### GIVEN EXERCISE
Reproduce the listing exactly and skip over any pictures.

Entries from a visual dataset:
● ● ● ● ●
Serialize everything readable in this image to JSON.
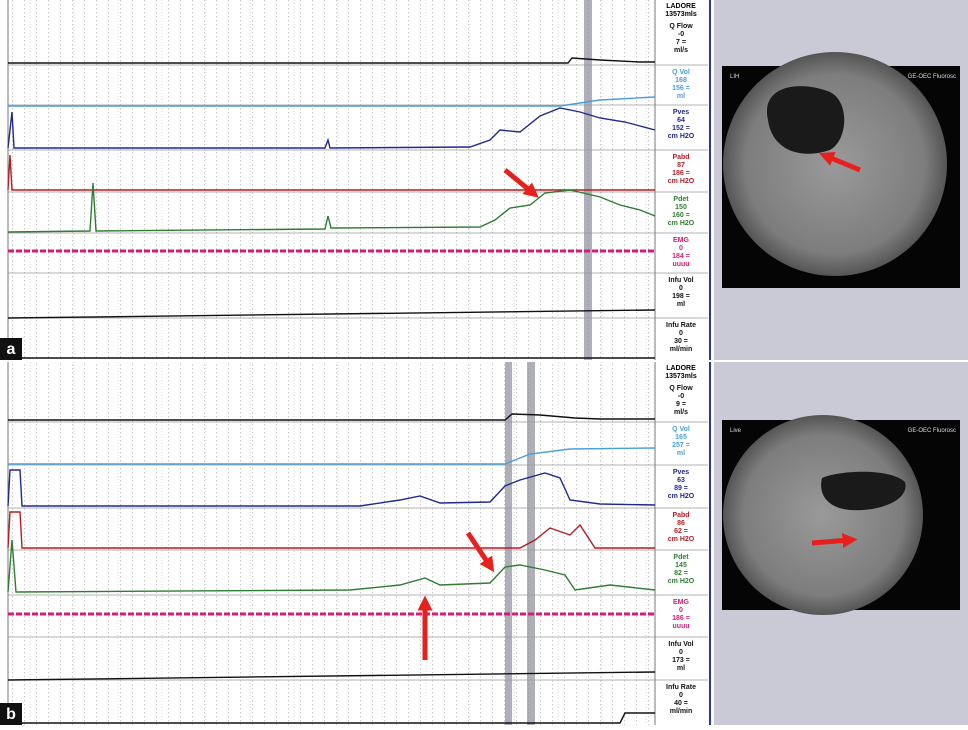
{
  "panels": [
    {
      "label": "a",
      "header": [
        "LADORE",
        "13573mls"
      ],
      "channels": [
        {
          "name": "Q Flow",
          "lines": [
            "-0",
            "7 =",
            "ml/s"
          ]
        },
        {
          "name": "Q Vol",
          "lines": [
            "168",
            "156 =",
            "ml"
          ]
        },
        {
          "name": "Pves",
          "lines": [
            "64",
            "152 =",
            "cm H2O"
          ]
        },
        {
          "name": "Pabd",
          "lines": [
            "87",
            "186 =",
            "cm H2O"
          ]
        },
        {
          "name": "Pdet",
          "lines": [
            "150",
            "160 =",
            "cm H2O"
          ]
        },
        {
          "name": "EMG",
          "lines": [
            "0",
            "184 =",
            "uuuu"
          ]
        },
        {
          "name": "Infu Vol",
          "lines": [
            "0",
            "198 =",
            "ml"
          ]
        },
        {
          "name": "Infu Rate",
          "lines": [
            "0",
            "30 =",
            "ml/min"
          ]
        }
      ],
      "image_texts": [
        "LIH",
        "GE-OEC Fluorosc"
      ]
    },
    {
      "label": "b",
      "header": [
        "LADORE",
        "13573mls"
      ],
      "channels": [
        {
          "name": "Q Flow",
          "lines": [
            "-0",
            "9 =",
            "ml/s"
          ]
        },
        {
          "name": "Q Vol",
          "lines": [
            "165",
            "257 =",
            "ml"
          ]
        },
        {
          "name": "Pves",
          "lines": [
            "63",
            "89 =",
            "cm H2O"
          ]
        },
        {
          "name": "Pabd",
          "lines": [
            "86",
            "62 =",
            "cm H2O"
          ]
        },
        {
          "name": "Pdet",
          "lines": [
            "145",
            "82 =",
            "cm H2O"
          ]
        },
        {
          "name": "EMG",
          "lines": [
            "0",
            "186 =",
            "uuuu"
          ]
        },
        {
          "name": "Infu Vol",
          "lines": [
            "0",
            "173 =",
            "ml"
          ]
        },
        {
          "name": "Infu Rate",
          "lines": [
            "0",
            "40 =",
            "ml/min"
          ]
        }
      ],
      "image_texts": [
        "Live",
        "GE-OEC Fluorosc"
      ]
    }
  ]
}
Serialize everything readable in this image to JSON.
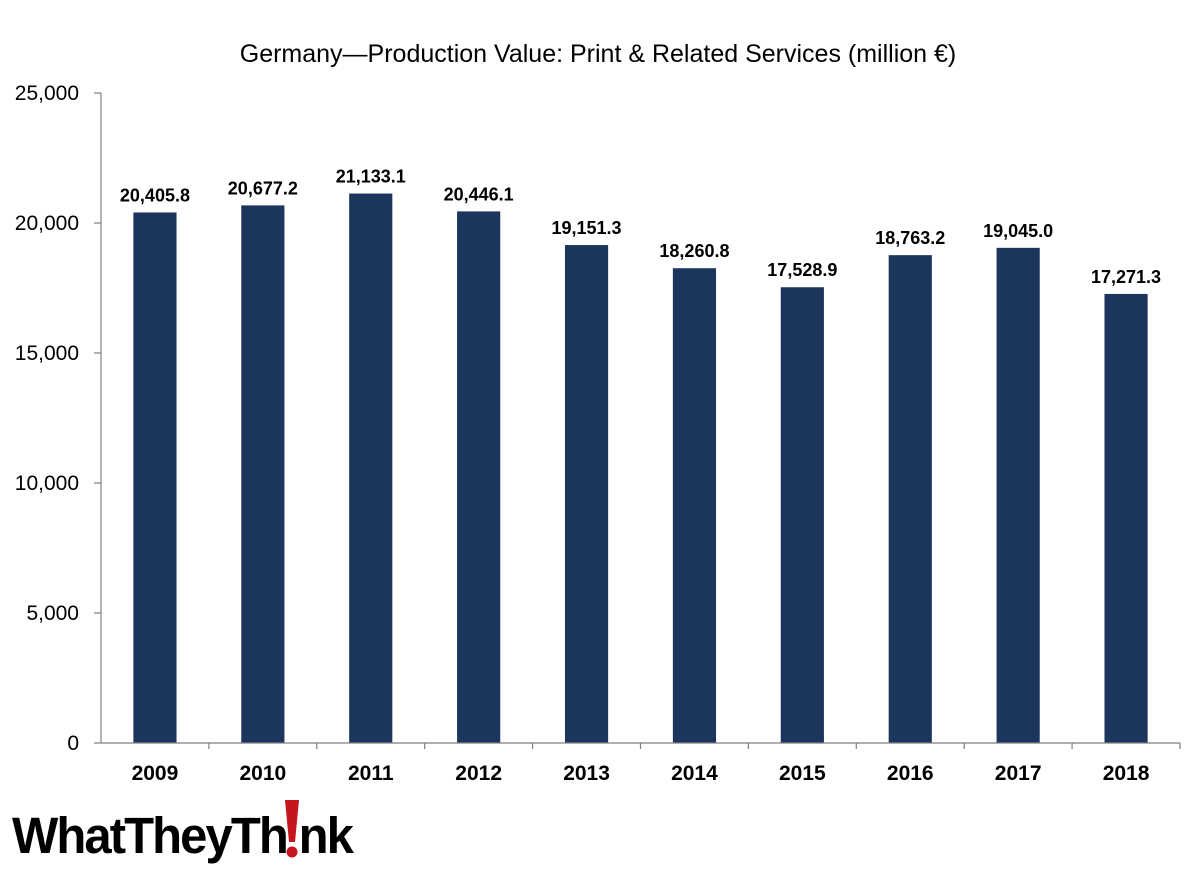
● ● ● ● ●
### FINAL RESULT
Serialize everything readable in this image to JSON.
{
  "panels": [
    {
      "label": "a",
      "header": [
        "LADORE",
        "13573mls"
      ],
      "channels": [
        {
          "name": "Q Flow",
          "lines": [
            "-0",
            "7 =",
            "ml/s"
          ]
        },
        {
          "name": "Q Vol",
          "lines": [
            "168",
            "156 =",
            "ml"
          ]
        },
        {
          "name": "Pves",
          "lines": [
            "64",
            "152 =",
            "cm H2O"
          ]
        },
        {
          "name": "Pabd",
          "lines": [
            "87",
            "186 =",
            "cm H2O"
          ]
        },
        {
          "name": "Pdet",
          "lines": [
            "150",
            "160 =",
            "cm H2O"
          ]
        },
        {
          "name": "EMG",
          "lines": [
            "0",
            "184 =",
            "uuuu"
          ]
        },
        {
          "name": "Infu Vol",
          "lines": [
            "0",
            "198 =",
            "ml"
          ]
        },
        {
          "name": "Infu Rate",
          "lines": [
            "0",
            "30 =",
            "ml/min"
          ]
        }
      ],
      "image_texts": [
        "LIH",
        "GE-OEC Fluorosc"
      ]
    },
    {
      "label": "b",
      "header": [
        "LADORE",
        "13573mls"
      ],
      "channels": [
        {
          "name": "Q Flow",
          "lines": [
            "-0",
            "9 =",
            "ml/s"
          ]
        },
        {
          "name": "Q Vol",
          "lines": [
            "165",
            "257 =",
            "ml"
          ]
        },
        {
          "name": "Pves",
          "lines": [
            "63",
            "89 =",
            "cm H2O"
          ]
        },
        {
          "name": "Pabd",
          "lines": [
            "86",
            "62 =",
            "cm H2O"
          ]
        },
        {
          "name": "Pdet",
          "lines": [
            "145",
            "82 =",
            "cm H2O"
          ]
        },
        {
          "name": "EMG",
          "lines": [
            "0",
            "186 =",
            "uuuu"
          ]
        },
        {
          "name": "Infu Vol",
          "lines": [
            "0",
            "173 =",
            "ml"
          ]
        },
        {
          "name": "Infu Rate",
          "lines": [
            "0",
            "40 =",
            "ml/min"
          ]
        }
      ],
      "image_texts": [
        "Live",
        "GE-OEC Fluorosc"
      ]
    }
  ]
}
Serialize everything readable in this image to JSON.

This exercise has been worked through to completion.